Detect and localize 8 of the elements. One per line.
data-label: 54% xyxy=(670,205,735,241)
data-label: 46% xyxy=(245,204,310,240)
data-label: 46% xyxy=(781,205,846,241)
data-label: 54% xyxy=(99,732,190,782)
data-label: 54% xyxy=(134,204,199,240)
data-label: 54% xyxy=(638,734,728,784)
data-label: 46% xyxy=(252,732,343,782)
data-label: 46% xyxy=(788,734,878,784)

——

Can you update the items from the first line through the line containing "data-label: 54% xyxy=(134,204,199,240)", replacing "localize" with "pinpoint" and leaving everything else unchanged? Return only those lines.

Detect and pinpoint 8 of the elements. One per line.
data-label: 54% xyxy=(670,205,735,241)
data-label: 46% xyxy=(245,204,310,240)
data-label: 46% xyxy=(781,205,846,241)
data-label: 54% xyxy=(99,732,190,782)
data-label: 54% xyxy=(134,204,199,240)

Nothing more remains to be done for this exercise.